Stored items
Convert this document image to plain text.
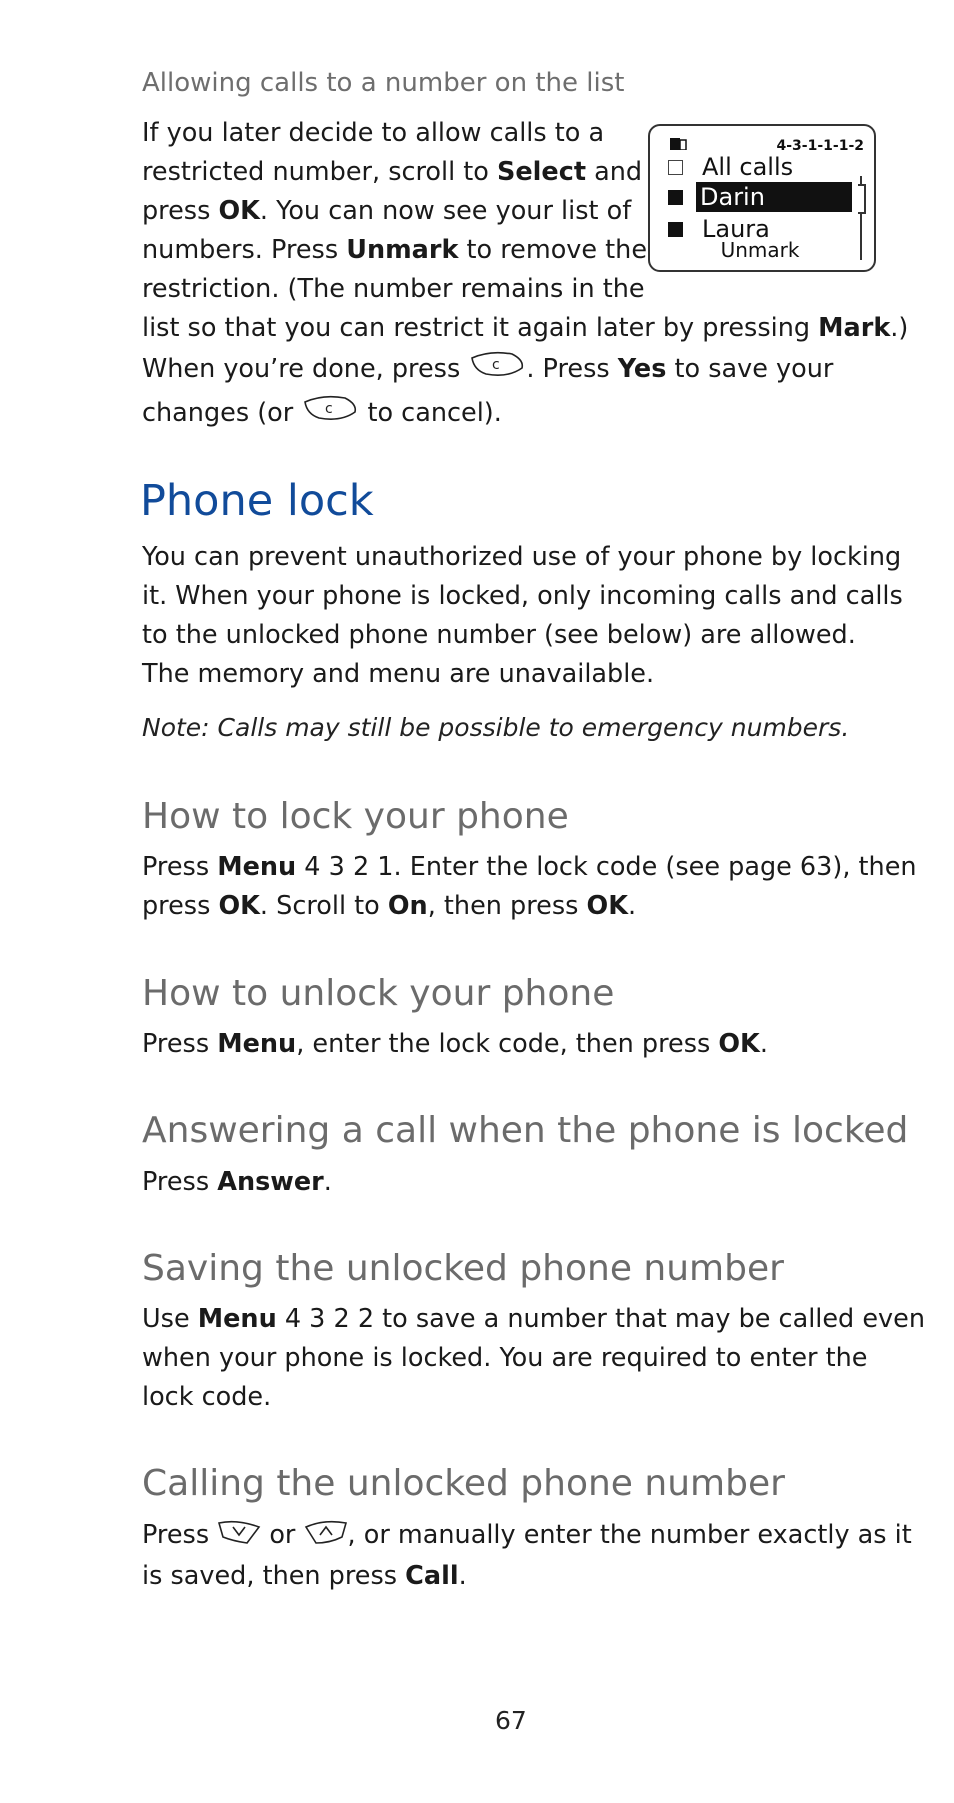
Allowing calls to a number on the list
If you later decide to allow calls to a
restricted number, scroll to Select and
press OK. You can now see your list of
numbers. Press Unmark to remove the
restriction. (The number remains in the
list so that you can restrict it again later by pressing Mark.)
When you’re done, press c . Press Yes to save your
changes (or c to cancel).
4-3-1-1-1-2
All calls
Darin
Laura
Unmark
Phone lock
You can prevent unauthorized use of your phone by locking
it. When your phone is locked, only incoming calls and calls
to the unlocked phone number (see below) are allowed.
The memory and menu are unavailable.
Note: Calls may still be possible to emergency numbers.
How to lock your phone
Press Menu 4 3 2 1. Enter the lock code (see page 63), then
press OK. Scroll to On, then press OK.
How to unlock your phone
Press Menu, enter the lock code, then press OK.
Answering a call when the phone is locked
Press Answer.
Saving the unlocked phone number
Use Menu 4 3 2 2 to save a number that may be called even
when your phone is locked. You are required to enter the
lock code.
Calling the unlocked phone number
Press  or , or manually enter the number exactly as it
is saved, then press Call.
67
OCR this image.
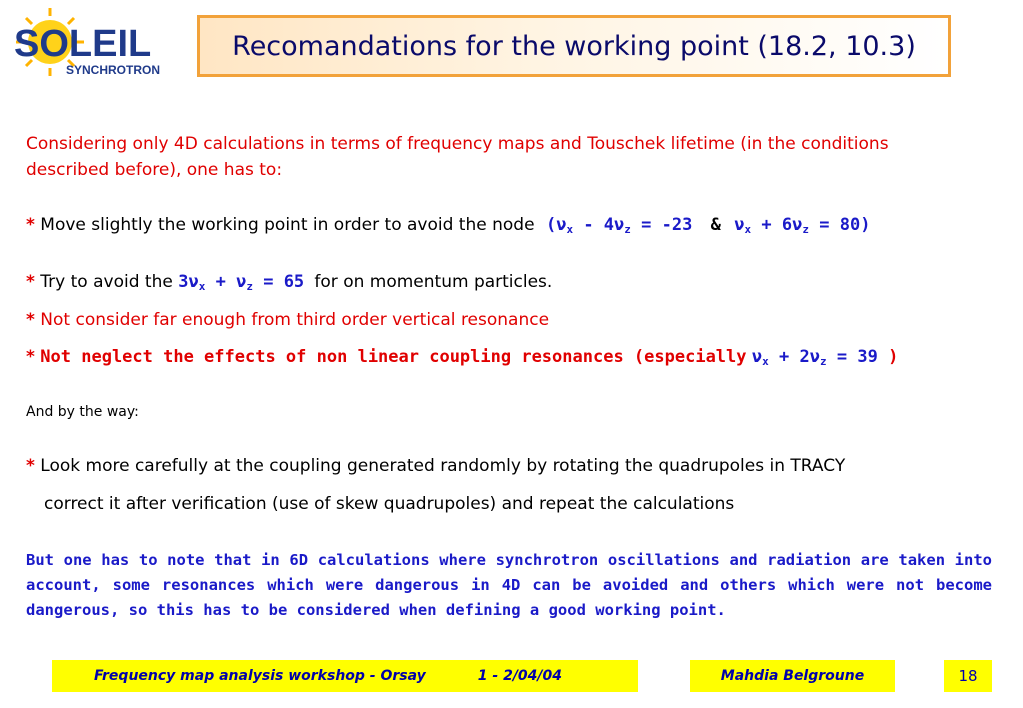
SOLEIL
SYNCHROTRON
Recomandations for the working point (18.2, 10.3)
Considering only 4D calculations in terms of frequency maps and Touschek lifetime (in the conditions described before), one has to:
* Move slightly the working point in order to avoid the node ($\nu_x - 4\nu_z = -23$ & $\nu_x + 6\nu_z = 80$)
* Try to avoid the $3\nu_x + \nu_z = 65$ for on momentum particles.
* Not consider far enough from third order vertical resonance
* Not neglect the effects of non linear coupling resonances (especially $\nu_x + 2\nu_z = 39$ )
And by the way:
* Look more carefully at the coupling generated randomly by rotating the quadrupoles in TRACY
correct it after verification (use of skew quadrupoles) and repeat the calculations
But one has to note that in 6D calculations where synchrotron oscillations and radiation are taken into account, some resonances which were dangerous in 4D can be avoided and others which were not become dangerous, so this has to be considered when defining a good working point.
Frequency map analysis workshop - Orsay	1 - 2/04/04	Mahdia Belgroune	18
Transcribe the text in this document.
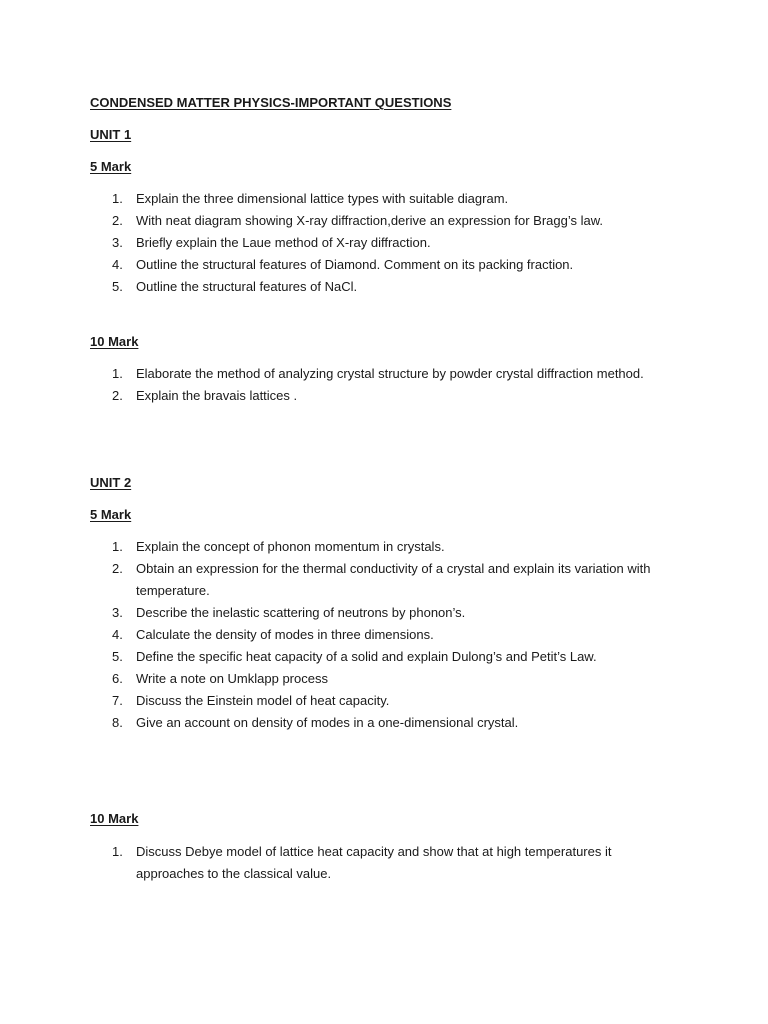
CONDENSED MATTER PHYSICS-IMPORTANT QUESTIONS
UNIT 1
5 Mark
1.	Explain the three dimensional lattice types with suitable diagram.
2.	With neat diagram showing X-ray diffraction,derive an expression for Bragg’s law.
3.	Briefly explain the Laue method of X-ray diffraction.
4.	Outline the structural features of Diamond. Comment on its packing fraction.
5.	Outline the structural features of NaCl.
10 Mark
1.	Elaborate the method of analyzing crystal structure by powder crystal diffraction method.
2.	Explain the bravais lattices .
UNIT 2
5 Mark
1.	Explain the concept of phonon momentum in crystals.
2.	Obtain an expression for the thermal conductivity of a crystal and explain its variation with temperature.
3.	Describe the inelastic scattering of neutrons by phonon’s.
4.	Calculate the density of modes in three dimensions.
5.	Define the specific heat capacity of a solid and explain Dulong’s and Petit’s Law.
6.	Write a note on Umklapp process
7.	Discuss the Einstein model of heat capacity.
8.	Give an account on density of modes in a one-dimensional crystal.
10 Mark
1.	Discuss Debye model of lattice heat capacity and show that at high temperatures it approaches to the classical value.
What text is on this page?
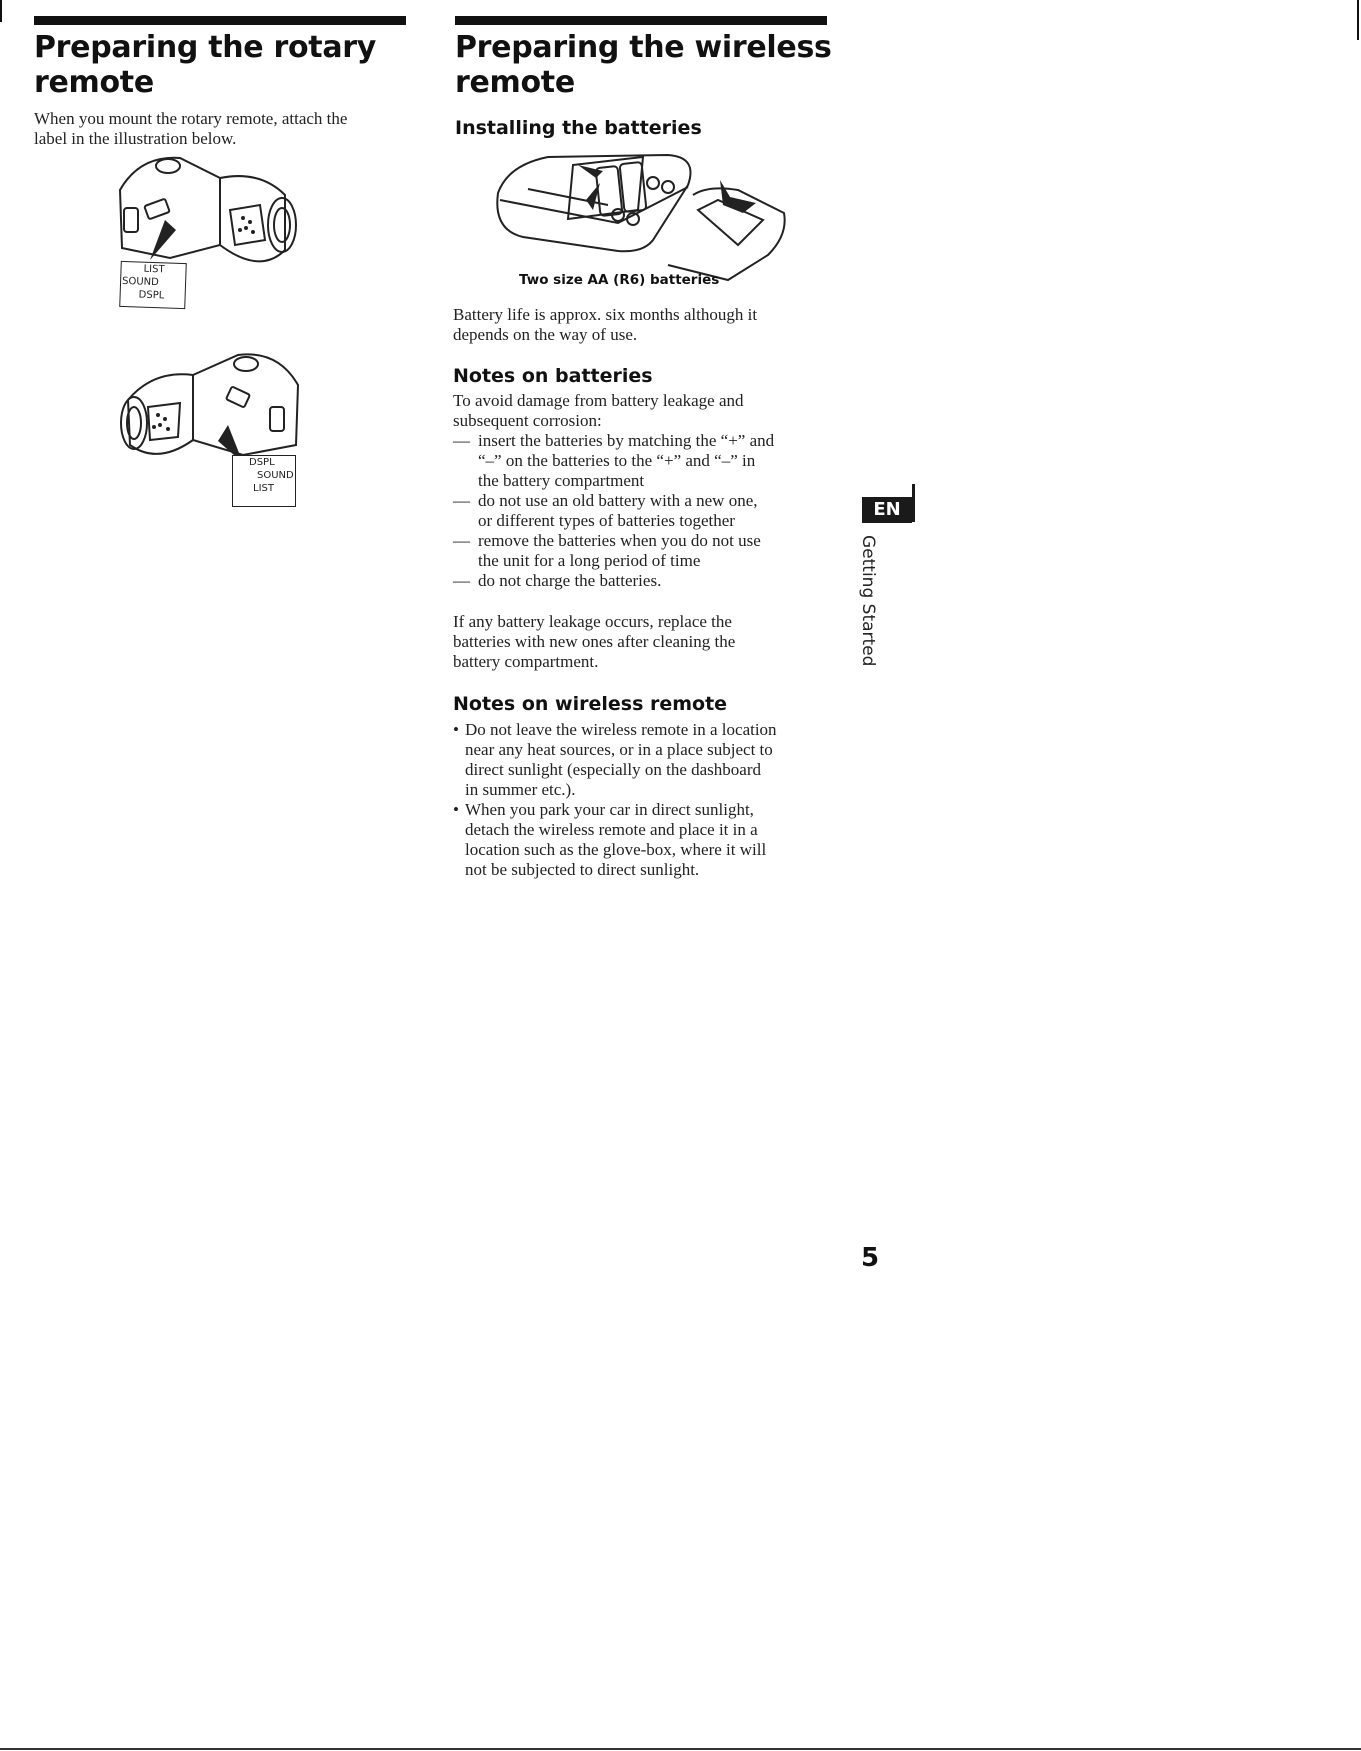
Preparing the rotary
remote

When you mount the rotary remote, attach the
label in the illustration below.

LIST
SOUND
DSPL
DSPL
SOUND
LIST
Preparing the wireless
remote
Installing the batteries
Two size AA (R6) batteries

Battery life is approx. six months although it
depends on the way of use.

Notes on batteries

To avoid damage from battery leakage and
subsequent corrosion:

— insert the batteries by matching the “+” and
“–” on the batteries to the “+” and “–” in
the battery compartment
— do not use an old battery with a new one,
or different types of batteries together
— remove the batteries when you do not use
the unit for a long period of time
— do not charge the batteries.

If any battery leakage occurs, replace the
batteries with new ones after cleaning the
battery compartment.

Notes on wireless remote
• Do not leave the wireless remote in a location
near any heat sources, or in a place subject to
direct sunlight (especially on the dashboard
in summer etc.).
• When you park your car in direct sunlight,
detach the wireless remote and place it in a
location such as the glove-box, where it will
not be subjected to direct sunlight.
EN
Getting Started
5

What you need to do:
Count the lines in the records above that contain the word "coupling", and give only the number.

Correct answer:
2